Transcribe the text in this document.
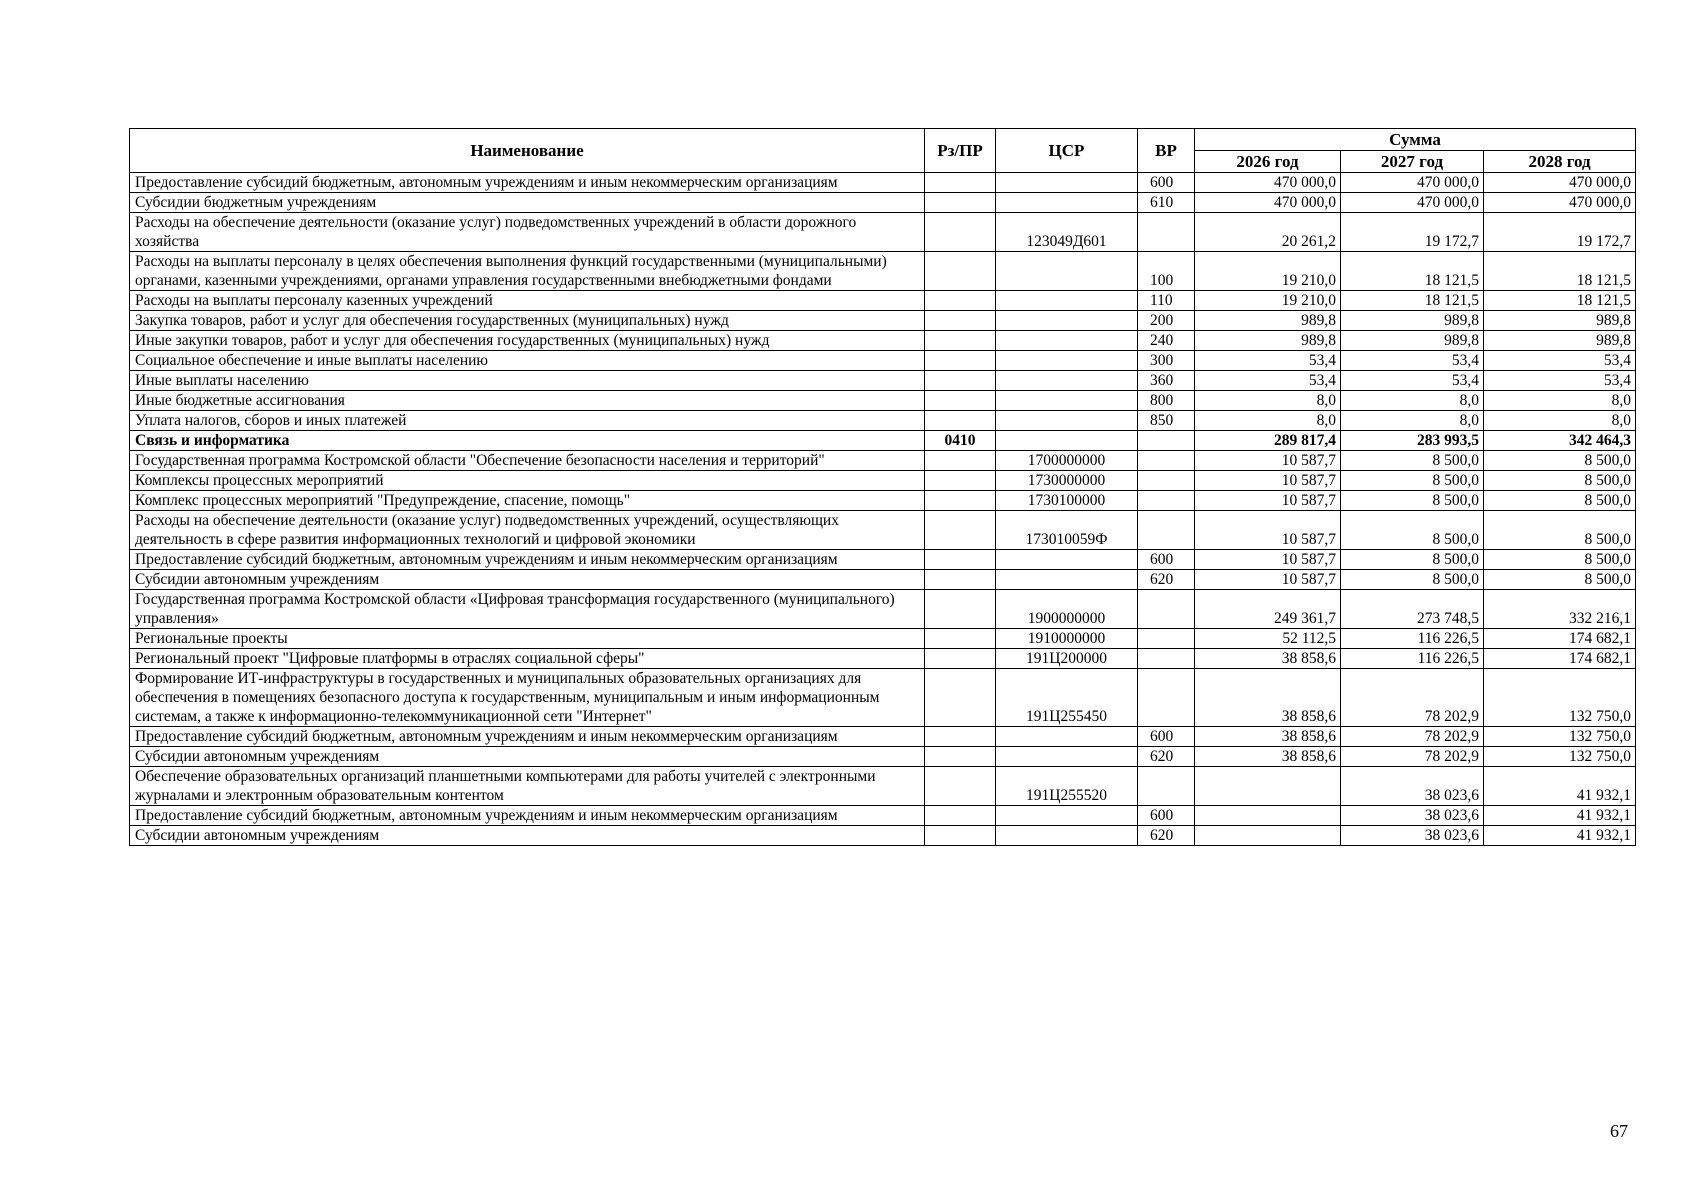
Наименование	Рз/ПР	ЦСР	ВР	Сумма		
				2026 год	2027 год	2028 год
Предоставление субсидий бюджетным, автономным учреждениям и иным некоммерческим организациям			600	470 000,0	470 000,0	470 000,0
Субсидии бюджетным учреждениям			610	470 000,0	470 000,0	470 000,0
Расходы на обеспечение деятельности (оказание услуг) подведомственных учреждений в области дорожного хозяйства		123049Д601		20 261,2	19 172,7	19 172,7
Расходы на выплаты персоналу в целях обеспечения выполнения функций государственными (муниципальными) органами, казенными учреждениями, органами управления государственными внебюджетными фондами			100	19 210,0	18 121,5	18 121,5
Расходы на выплаты персоналу казенных учреждений			110	19 210,0	18 121,5	18 121,5
Закупка товаров, работ и услуг для обеспечения государственных (муниципальных) нужд			200	989,8	989,8	989,8
Иные закупки товаров, работ и услуг для обеспечения государственных (муниципальных) нужд			240	989,8	989,8	989,8
Социальное обеспечение и иные выплаты населению			300	53,4	53,4	53,4
Иные выплаты населению			360	53,4	53,4	53,4
Иные бюджетные ассигнования			800	8,0	8,0	8,0
Уплата налогов, сборов и иных платежей			850	8,0	8,0	8,0
Связь и информатика	0410			289 817,4	283 993,5	342 464,3
Государственная программа Костромской области "Обеспечение безопасности населения и территорий"		1700000000		10 587,7	8 500,0	8 500,0
Комплексы процессных мероприятий		1730000000		10 587,7	8 500,0	8 500,0
Комплекс процессных мероприятий "Предупреждение, спасение, помощь"		1730100000		10 587,7	8 500,0	8 500,0
Расходы на обеспечение деятельности (оказание услуг) подведомственных учреждений, осуществляющих деятельность в сфере развития информационных технологий и цифровой экономики		173010059Ф		10 587,7	8 500,0	8 500,0
Предоставление субсидий бюджетным, автономным учреждениям и иным некоммерческим организациям			600	10 587,7	8 500,0	8 500,0
Субсидии автономным учреждениям			620	10 587,7	8 500,0	8 500,0
Государственная программа Костромской области «Цифровая трансформация государственного (муниципального) управления»		1900000000		249 361,7	273 748,5	332 216,1
Региональные проекты		1910000000		52 112,5	116 226,5	174 682,1
Региональный проект "Цифровые платформы в отраслях социальной сферы"		191Ц200000		38 858,6	116 226,5	174 682,1
Формирование ИТ-инфраструктуры в государственных и муниципальных образовательных организациях для обеспечения в помещениях безопасного доступа к государственным, муниципальным и иным информационным системам, а также к информационно-телекоммуникационной сети "Интернет"		191Ц255450		38 858,6	78 202,9	132 750,0
Предоставление субсидий бюджетным, автономным учреждениям и иным некоммерческим организациям			600	38 858,6	78 202,9	132 750,0
Субсидии автономным учреждениям			620	38 858,6	78 202,9	132 750,0
Обеспечение образовательных организаций планшетными компьютерами для работы учителей с электронными журналами и электронным образовательным контентом		191Ц255520			38 023,6	41 932,1
Предоставление субсидий бюджетным, автономным учреждениям и иным некоммерческим организациям			600		38 023,6	41 932,1
Субсидии автономным учреждениям			620		38 023,6	41 932,1
67
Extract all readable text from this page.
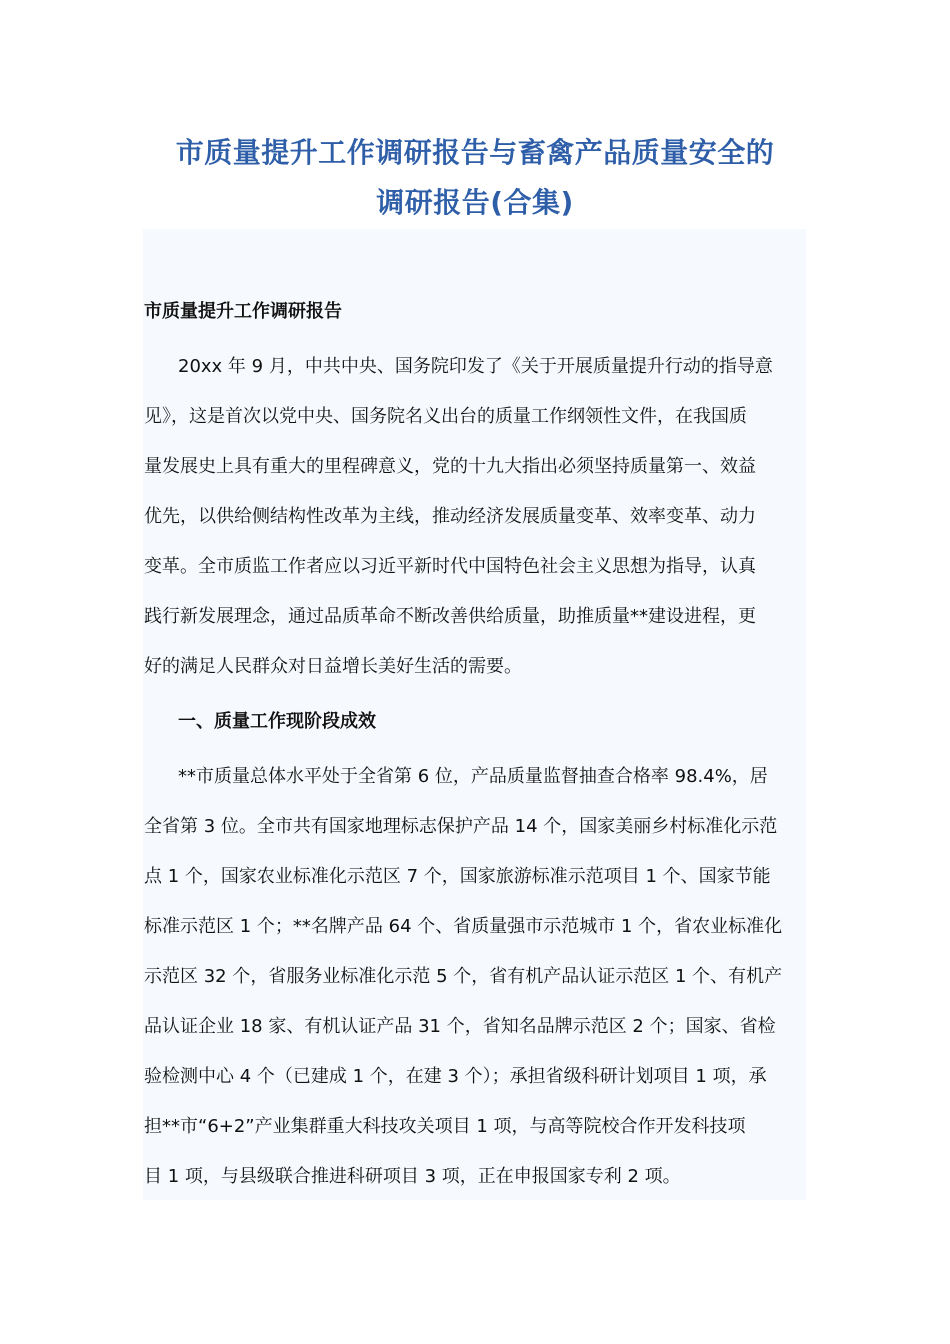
市质量提升工作调研报告与畜禽产品质量安全的
调研报告(合集)
市质量提升工作调研报告
20xx 年 9 月，中共中央、国务院印发了《关于开展质量提升行动的指导意
见》，这是首次以党中央、国务院名义出台的质量工作纲领性文件，在我国质
量发展史上具有重大的里程碑意义，党的十九大指出必须坚持质量第一、效益
优先，以供给侧结构性改革为主线，推动经济发展质量变革、效率变革、动力
变革。全市质监工作者应以习近平新时代中国特色社会主义思想为指导，认真
践行新发展理念，通过品质革命不断改善供给质量，助推质量**建设进程，更
好的满足人民群众对日益增长美好生活的需要。
一、质量工作现阶段成效
**市质量总体水平处于全省第 6 位，产品质量监督抽查合格率 98.4%，居
全省第 3 位。全市共有国家地理标志保护产品 14 个，国家美丽乡村标准化示范
点 1 个，国家农业标准化示范区 7 个，国家旅游标准示范项目 1 个、国家节能
标准示范区 1 个；**名牌产品 64 个、省质量强市示范城市 1 个，省农业标准化
示范区 32 个，省服务业标准化示范 5 个，省有机产品认证示范区 1 个、有机产
品认证企业 18 家、有机认证产品 31 个，省知名品牌示范区 2 个；国家、省检
验检测中心 4 个（已建成 1 个，在建 3 个）；承担省级科研计划项目 1 项，承
担**市“6+2”产业集群重大科技攻关项目 1 项，与高等院校合作开发科技项
目 1 项，与县级联合推进科研项目 3 项，正在申报国家专利 2 项。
————————
#### [Task]
Your task is to gather all lines from the entries above that hold the word "обеспечения".

#### [Written response]
Расходы на выплаты персоналу в целях обеспечения выполнения функций государственными (муниципальными) органами, казенными учреждениями, органами управления государственными внебюджетными фондами			100	19 210,0	18 121,5	18 121,5
Закупка товаров, работ и услуг для обеспечения государственных (муниципальных) нужд			200	989,8	989,8	989,8
Иные закупки товаров, работ и услуг для обеспечения государственных (муниципальных) нужд			240	989,8	989,8	989,8
Формирование ИТ-инфраструктуры в государственных и муниципальных образовательных организациях для обеспечения в помещениях безопасного доступа к государственным, муниципальным и иным информационным системам, а также к информационно-телекоммуникационной сети "Интернет"		191Ц255450		38 858,6	78 202,9	132 750,0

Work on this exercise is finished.